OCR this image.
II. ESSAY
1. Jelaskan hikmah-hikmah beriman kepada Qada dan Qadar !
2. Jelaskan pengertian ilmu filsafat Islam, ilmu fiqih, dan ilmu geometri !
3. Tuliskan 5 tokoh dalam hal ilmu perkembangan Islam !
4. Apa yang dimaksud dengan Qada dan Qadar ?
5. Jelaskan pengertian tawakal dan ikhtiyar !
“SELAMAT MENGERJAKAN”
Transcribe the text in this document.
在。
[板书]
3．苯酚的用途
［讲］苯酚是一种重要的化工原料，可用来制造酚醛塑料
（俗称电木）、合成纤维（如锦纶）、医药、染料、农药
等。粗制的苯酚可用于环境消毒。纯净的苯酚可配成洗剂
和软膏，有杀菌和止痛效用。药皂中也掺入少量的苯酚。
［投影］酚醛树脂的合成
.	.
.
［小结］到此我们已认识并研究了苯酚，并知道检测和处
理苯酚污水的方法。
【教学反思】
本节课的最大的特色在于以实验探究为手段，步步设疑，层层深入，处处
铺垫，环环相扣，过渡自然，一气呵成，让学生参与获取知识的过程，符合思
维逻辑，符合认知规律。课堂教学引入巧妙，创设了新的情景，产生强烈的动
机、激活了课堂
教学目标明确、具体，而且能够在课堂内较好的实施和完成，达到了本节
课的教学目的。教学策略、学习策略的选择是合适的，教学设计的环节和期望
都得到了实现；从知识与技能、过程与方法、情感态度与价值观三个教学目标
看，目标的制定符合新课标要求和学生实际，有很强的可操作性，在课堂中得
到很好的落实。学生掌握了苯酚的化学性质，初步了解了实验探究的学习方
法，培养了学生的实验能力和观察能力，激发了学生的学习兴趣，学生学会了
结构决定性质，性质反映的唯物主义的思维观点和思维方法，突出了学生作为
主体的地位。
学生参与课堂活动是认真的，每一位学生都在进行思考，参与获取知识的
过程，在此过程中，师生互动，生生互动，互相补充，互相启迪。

◇ ◇ ◇ ◇

Short task >>
Reply with the number of lines in the preceding entries that contain "Islam", and no other words.

Written reply >>
2